-- BEGIN Data section --

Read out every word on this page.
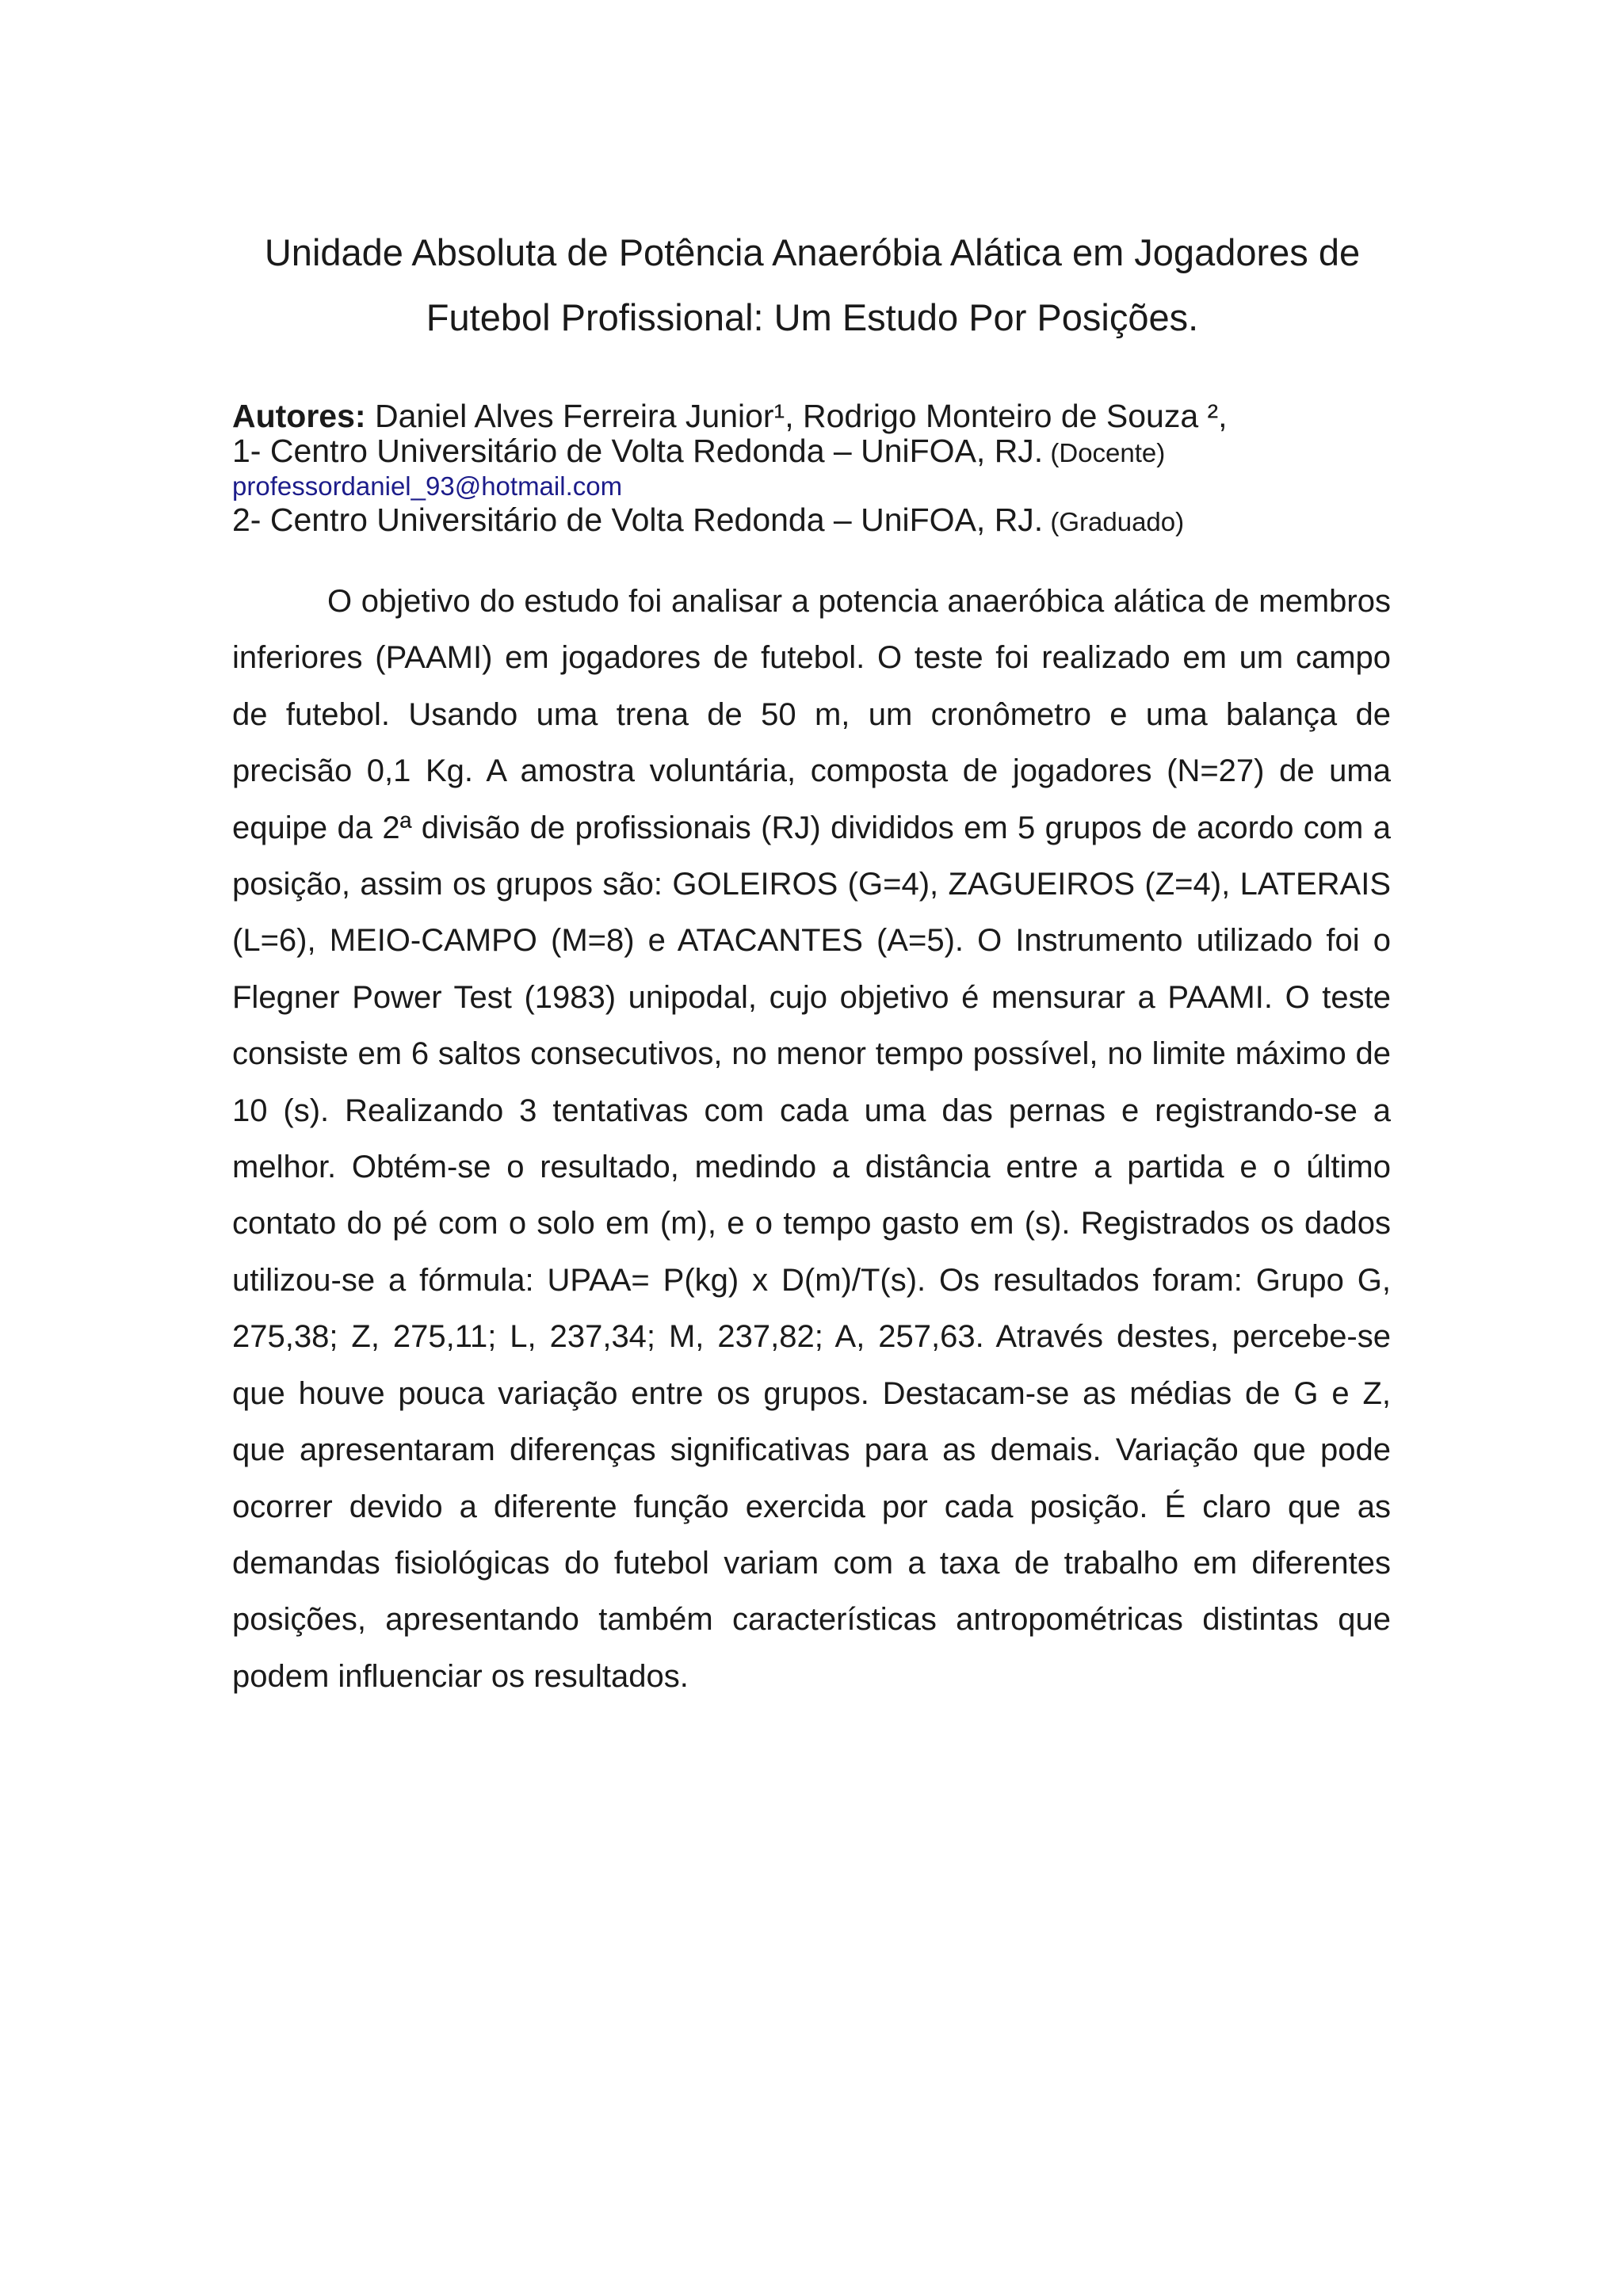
Unidade Absoluta de Potência Anaeróbia Alática em Jogadores de
Futebol Profissional: Um Estudo Por Posições.
Autores: Daniel Alves Ferreira Junior¹, Rodrigo Monteiro de Souza ²,
1- Centro Universitário de Volta Redonda – UniFOA, RJ. (Docente)
professordaniel_93@hotmail.com
2- Centro Universitário de Volta Redonda – UniFOA, RJ. (Graduado)

O objetivo do estudo foi analisar a potencia anaeróbica alática de membros inferiores (PAAMI) em jogadores de futebol. O teste foi realizado em um campo de futebol. Usando uma trena de 50 m, um cronômetro e uma balança de precisão 0,1 Kg. A amostra voluntária, composta de jogadores (N=27) de uma equipe da 2ª divisão de profissionais (RJ) divididos em 5 grupos de acordo com a posição, assim os grupos são: GOLEIROS (G=4), ZAGUEIROS (Z=4), LATERAIS (L=6), MEIO-CAMPO (M=8) e ATACANTES (A=5). O Instrumento utilizado foi o Flegner Power Test (1983) unipodal, cujo objetivo é mensurar a PAAMI. O teste consiste em 6 saltos consecutivos, no menor tempo possível, no limite máximo de 10 (s). Realizando 3 tentativas com cada uma das pernas e registrando-se a melhor. Obtém-se o resultado, medindo a distância entre a partida e o último contato do pé com o solo em (m), e o tempo gasto em (s). Registrados os dados utilizou-se a fórmula: UPAA= P(kg) x D(m)/T(s). Os resultados foram: Grupo G, 275,38; Z, 275,11; L, 237,34; M, 237,82; A, 257,63. Através destes, percebe-se que houve pouca variação entre os grupos. Destacam-se as médias de G e Z, que apresentaram diferenças significativas para as demais. Variação que pode ocorrer devido a diferente função exercida por cada posição. É claro que as demandas fisiológicas do futebol variam com a taxa de trabalho em diferentes posições, apresentando também características antropométricas distintas que podem influenciar os resultados.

-- END Data section --

§ Exercise directions
Transcribe every record above exactly as written, leaving out any pictures.

§ Worked solution
Read out every word on this page.
Unidade Absoluta de Potência Anaeróbia Alática em Jogadores de
Futebol Profissional: Um Estudo Por Posições.
Autores: Daniel Alves Ferreira Junior¹, Rodrigo Monteiro de Souza ²,
1- Centro Universitário de Volta Redonda – UniFOA, RJ. (Docente)
professordaniel_93@hotmail.com
2- Centro Universitário de Volta Redonda – UniFOA, RJ. (Graduado)

O objetivo do estudo foi analisar a potencia anaeróbica alática de membros inferiores (PAAMI) em jogadores de futebol. O teste foi realizado em um campo de futebol. Usando uma trena de 50 m, um cronômetro e uma balança de precisão 0,1 Kg. A amostra voluntária, composta de jogadores (N=27) de uma equipe da 2ª divisão de profissionais (RJ) divididos em 5 grupos de acordo com a posição, assim os grupos são: GOLEIROS (G=4), ZAGUEIROS (Z=4), LATERAIS (L=6), MEIO-CAMPO (M=8) e ATACANTES (A=5). O Instrumento utilizado foi o Flegner Power Test (1983) unipodal, cujo objetivo é mensurar a PAAMI. O teste consiste em 6 saltos consecutivos, no menor tempo possível, no limite máximo de 10 (s). Realizando 3 tentativas com cada uma das pernas e registrando-se a melhor. Obtém-se o resultado, medindo a distância entre a partida e o último contato do pé com o solo em (m), e o tempo gasto em (s). Registrados os dados utilizou-se a fórmula: UPAA= P(kg) x D(m)/T(s). Os resultados foram: Grupo G, 275,38; Z, 275,11; L, 237,34; M, 237,82; A, 257,63. Através destes, percebe-se que houve pouca variação entre os grupos. Destacam-se as médias de G e Z, que apresentaram diferenças significativas para as demais. Variação que pode ocorrer devido a diferente função exercida por cada posição. É claro que as demandas fisiológicas do futebol variam com a taxa de trabalho em diferentes posições, apresentando também características antropométricas distintas que podem influenciar os resultados.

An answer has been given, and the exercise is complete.